> TEXTE DE LECTURE:
━━━━━━━━━━━━━━━━━━━━━━━━━━━━━━

C'est une application qui suscite l’inquiétude. FaceApp, qui propose depuis 2017 de télécharger sur son téléphone portable une photo de l'utilisateur et de la modifier à l'aide de filtres, pour ajouter un sourire, se faire vieillir ou rajeunir, est dans le collimateur d'internautes et de responsables politiques notamment aux Etats-Unis. Ils dénoncent les dérives potentielles associées à son utilisation et s'interrogent sur sa façon de traiter les données personnelles des utilisateurs.
Depuis quelques semaines, FaceApp a connu un regain de popularité sur les réseaux sociaux. Des portraits de célébrités comme le chanteur Drake, la rappeuse Cardi B ou le champion de NBA Stephen Curry et d'inconnus dotés de rides et de cheveux blancs se sont répandues à toute vitesse sur internet. FaceApp est d'ailleurs actuellement l'application gratuite la plus téléchargée sur Google Play, avec plus de 100 millions d'utilisateurs.
"Un enjeu commercial"

━━━━━━━━━━━━━━━━━━━━━━━━━━━━━━

Recopiez intégralement le texte ci-dessus sur l'application FaceApp, sans rien y changer.

━━━━━━━━━━━━━━━━━━━━━━━━━━━━━━

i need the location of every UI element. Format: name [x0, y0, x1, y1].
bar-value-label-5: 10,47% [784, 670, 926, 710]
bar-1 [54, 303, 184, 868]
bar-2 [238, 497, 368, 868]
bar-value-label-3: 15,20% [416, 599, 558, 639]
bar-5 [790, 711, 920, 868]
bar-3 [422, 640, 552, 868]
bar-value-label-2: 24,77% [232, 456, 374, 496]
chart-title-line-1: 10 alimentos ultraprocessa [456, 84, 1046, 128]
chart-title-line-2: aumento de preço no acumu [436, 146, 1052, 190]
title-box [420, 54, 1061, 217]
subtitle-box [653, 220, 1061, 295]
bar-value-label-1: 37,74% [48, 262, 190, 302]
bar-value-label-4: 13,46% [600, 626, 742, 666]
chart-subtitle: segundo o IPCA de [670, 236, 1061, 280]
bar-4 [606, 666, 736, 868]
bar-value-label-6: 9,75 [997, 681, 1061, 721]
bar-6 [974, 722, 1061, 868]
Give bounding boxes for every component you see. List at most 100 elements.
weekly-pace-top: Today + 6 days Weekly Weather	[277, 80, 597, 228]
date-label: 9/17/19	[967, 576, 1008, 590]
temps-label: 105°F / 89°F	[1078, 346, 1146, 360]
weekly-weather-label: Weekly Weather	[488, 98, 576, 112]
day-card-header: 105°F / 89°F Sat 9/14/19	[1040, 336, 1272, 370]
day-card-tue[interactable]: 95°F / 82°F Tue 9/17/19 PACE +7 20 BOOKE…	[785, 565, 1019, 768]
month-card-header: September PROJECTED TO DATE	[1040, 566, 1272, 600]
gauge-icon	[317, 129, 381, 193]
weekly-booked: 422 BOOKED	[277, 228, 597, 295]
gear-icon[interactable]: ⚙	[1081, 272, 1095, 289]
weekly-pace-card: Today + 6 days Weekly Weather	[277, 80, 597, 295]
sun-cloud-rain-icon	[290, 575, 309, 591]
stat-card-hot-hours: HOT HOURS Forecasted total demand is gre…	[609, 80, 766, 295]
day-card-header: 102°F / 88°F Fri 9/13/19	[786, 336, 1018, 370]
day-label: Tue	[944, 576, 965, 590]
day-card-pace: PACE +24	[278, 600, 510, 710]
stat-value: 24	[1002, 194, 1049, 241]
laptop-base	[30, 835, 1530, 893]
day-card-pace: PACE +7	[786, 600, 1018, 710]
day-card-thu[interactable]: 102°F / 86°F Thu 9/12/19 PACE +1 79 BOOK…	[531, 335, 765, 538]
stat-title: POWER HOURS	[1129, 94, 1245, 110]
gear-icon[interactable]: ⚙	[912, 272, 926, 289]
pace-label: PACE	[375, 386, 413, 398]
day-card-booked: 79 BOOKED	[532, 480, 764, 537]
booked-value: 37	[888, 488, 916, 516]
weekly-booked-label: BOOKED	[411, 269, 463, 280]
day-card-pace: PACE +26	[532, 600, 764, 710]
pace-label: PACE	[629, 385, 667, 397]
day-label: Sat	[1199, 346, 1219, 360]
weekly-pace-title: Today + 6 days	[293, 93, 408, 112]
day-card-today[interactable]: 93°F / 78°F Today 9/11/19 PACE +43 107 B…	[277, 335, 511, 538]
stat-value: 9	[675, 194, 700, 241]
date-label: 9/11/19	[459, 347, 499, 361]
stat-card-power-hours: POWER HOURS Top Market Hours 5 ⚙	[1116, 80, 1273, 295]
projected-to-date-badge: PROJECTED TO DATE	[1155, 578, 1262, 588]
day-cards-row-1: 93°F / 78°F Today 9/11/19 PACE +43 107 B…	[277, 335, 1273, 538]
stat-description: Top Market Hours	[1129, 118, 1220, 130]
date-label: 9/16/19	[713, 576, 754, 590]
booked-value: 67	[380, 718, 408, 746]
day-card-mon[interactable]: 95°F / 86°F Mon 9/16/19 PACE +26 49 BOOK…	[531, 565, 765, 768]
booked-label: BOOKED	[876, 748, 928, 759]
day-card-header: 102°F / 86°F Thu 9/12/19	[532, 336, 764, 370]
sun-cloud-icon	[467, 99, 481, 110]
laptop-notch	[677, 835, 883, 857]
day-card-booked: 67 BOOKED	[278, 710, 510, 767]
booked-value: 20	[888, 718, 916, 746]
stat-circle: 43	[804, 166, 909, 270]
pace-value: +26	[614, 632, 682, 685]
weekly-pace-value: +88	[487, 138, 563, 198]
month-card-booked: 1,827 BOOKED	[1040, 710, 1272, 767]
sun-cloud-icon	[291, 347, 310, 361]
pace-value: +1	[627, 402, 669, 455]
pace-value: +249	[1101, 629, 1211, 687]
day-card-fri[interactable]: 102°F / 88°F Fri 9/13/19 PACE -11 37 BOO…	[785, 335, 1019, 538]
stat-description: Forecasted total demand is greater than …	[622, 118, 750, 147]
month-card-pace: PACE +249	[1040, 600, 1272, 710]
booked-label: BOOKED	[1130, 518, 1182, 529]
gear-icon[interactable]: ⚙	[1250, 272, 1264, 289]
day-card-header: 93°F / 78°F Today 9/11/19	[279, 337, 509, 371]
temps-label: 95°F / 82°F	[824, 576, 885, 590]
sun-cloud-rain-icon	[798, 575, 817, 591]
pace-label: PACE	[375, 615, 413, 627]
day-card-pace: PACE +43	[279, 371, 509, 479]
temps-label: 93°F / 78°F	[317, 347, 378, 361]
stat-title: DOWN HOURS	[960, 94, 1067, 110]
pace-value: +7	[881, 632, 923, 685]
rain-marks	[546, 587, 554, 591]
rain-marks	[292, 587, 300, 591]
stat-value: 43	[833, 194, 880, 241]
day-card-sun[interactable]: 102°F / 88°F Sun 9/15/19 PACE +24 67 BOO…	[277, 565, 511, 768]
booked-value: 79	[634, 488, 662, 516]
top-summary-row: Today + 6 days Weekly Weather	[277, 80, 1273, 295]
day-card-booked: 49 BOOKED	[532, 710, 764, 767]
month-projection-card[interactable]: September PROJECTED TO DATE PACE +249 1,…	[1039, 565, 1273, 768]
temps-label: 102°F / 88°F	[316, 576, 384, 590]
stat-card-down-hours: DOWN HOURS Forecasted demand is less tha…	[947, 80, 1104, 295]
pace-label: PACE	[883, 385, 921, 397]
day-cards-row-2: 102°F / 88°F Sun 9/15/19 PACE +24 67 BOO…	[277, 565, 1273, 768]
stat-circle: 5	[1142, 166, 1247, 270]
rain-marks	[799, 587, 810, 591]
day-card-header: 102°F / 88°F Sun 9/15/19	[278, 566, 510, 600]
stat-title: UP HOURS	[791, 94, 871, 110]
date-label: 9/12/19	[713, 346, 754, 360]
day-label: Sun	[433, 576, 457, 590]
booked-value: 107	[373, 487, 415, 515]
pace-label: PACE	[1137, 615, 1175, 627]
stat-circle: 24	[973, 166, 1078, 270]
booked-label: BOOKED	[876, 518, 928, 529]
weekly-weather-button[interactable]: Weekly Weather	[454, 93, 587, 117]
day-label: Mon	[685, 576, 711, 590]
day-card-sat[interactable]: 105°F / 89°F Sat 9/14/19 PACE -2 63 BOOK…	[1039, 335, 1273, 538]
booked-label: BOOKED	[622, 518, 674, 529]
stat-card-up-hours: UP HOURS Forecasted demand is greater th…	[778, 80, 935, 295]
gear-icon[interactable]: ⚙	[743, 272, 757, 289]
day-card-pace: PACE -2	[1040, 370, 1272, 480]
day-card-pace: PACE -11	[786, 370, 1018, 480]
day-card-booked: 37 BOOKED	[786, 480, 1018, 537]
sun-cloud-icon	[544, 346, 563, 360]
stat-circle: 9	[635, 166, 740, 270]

━━━━━━━━━━━━━━━━━━━━━━━━━━━━━━

> TÂCHE ACCOMPLIE:
C'est une application qui suscite l’inquiétude. FaceApp, qui propose depuis 2017 de télécharger sur son téléphone portable une photo de l'utilisateur et de la modifier à l'aide de filtres, pour ajouter un sourire, se faire vieillir ou rajeunir, est dans le collimateur d'internautes et de responsables politiques notamment aux Etats-Unis. Ils dénoncent les dérives potentielles associées à son utilisation et s'interrogent sur sa façon de traiter les données personnelles des utilisateurs.
Depuis quelques semaines, FaceApp a connu un regain de popularité sur les réseaux sociaux. Des portraits de célébrités comme le chanteur Drake, la rappeuse Cardi B ou le champion de NBA Stephen Curry et d'inconnus dotés de rides et de cheveux blancs se sont répandues à toute vitesse sur internet. FaceApp est d'ailleurs actuellement l'application gratuite la plus téléchargée sur Google Play, avec plus de 100 millions d'utilisateurs.
"Un enjeu commercial"